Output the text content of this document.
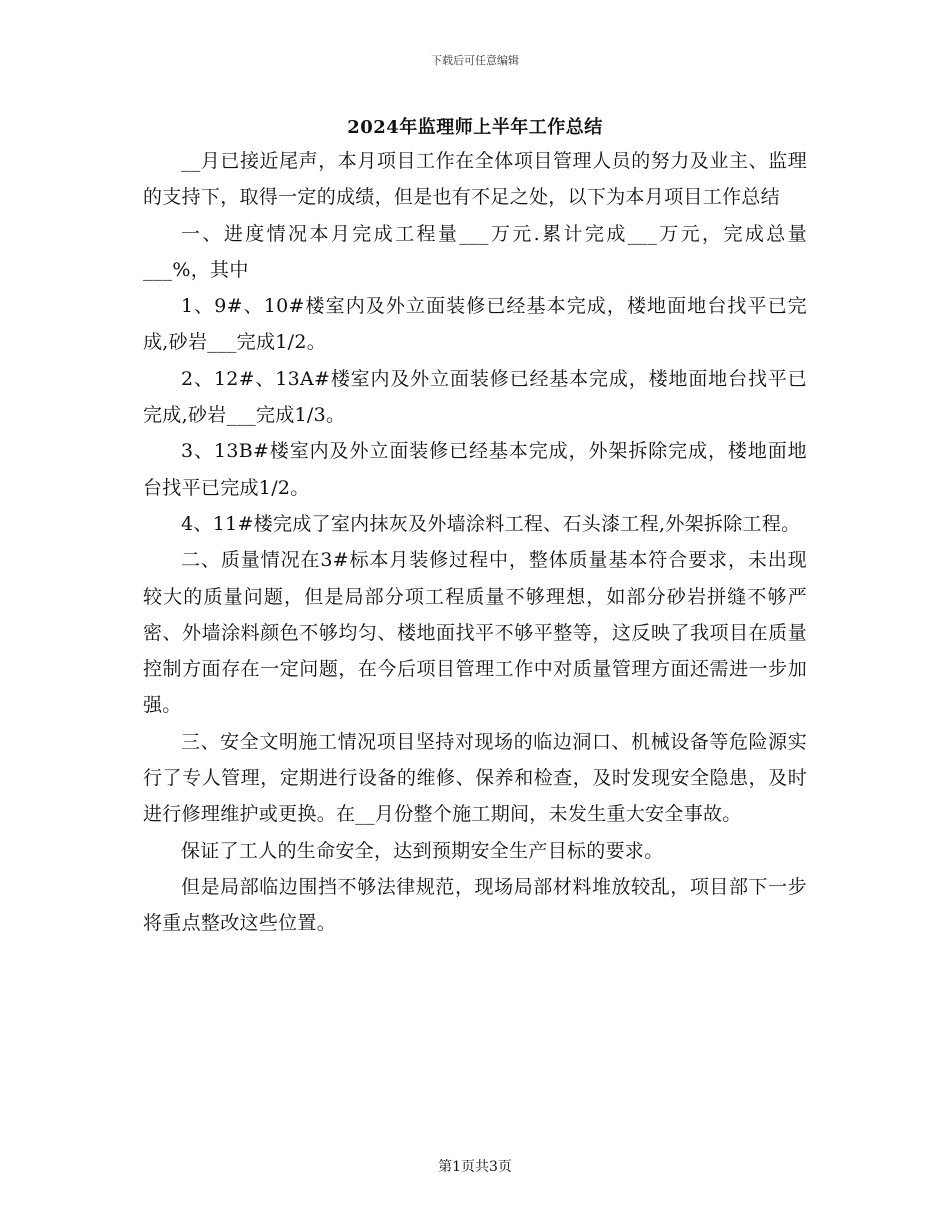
下载后可任意编辑
2024年监理师上半年工作总结

__月已接近尾声，本月项目工作在全体项目管理人员的努力及业主、监理的支持下，取得一定的成绩，但是也有不足之处，以下为本月项目工作总结

一、进度情况本月完成工程量___万元.累计完成___万元，完成总量___%，其中

1、9#、10#楼室内及外立面装修已经基本完成，楼地面地台找平已完成,砂岩___完成1/2。

2、12#、13A#楼室内及外立面装修已经基本完成，楼地面地台找平已完成,砂岩___完成1/3。

3、13B#楼室内及外立面装修已经基本完成，外架拆除完成，楼地面地台找平已完成1/2。

4、11#楼完成了室内抹灰及外墙涂料工程、石头漆工程,外架拆除工程。

二、质量情况在3#标本月装修过程中，整体质量基本符合要求，未出现较大的质量问题，但是局部分项工程质量不够理想，如部分砂岩拼缝不够严密、外墙涂料颜色不够均匀、楼地面找平不够平整等，这反映了我项目在质量控制方面存在一定问题，在今后项目管理工作中对质量管理方面还需进一步加强。

三、安全文明施工情况项目坚持对现场的临边洞口、机械设备等危险源实行了专人管理，定期进行设备的维修、保养和检查，及时发现安全隐患，及时进行修理维护或更换。在__月份整个施工期间，未发生重大安全事故。

保证了工人的生命安全，达到预期安全生产目标的要求。

但是局部临边围挡不够法律规范，现场局部材料堆放较乱，项目部下一步将重点整改这些位置。

第1页共3页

* EXERCISE DIRECTIONS:
Copy all the records above exactly, but leave out the pictures.

* FINISHED ANSWER:
Output the text content of this document.
下载后可任意编辑
2024年监理师上半年工作总结

__月已接近尾声，本月项目工作在全体项目管理人员的努力及业主、监理的支持下，取得一定的成绩，但是也有不足之处，以下为本月项目工作总结

一、进度情况本月完成工程量___万元.累计完成___万元，完成总量___%，其中

1、9#、10#楼室内及外立面装修已经基本完成，楼地面地台找平已完成,砂岩___完成1/2。

2、12#、13A#楼室内及外立面装修已经基本完成，楼地面地台找平已完成,砂岩___完成1/3。

3、13B#楼室内及外立面装修已经基本完成，外架拆除完成，楼地面地台找平已完成1/2。

4、11#楼完成了室内抹灰及外墙涂料工程、石头漆工程,外架拆除工程。

二、质量情况在3#标本月装修过程中，整体质量基本符合要求，未出现较大的质量问题，但是局部分项工程质量不够理想，如部分砂岩拼缝不够严密、外墙涂料颜色不够均匀、楼地面找平不够平整等，这反映了我项目在质量控制方面存在一定问题，在今后项目管理工作中对质量管理方面还需进一步加强。

三、安全文明施工情况项目坚持对现场的临边洞口、机械设备等危险源实行了专人管理，定期进行设备的维修、保养和检查，及时发现安全隐患，及时进行修理维护或更换。在__月份整个施工期间，未发生重大安全事故。

保证了工人的生命安全，达到预期安全生产目标的要求。

但是局部临边围挡不够法律规范，现场局部材料堆放较乱，项目部下一步将重点整改这些位置。

第1页共3页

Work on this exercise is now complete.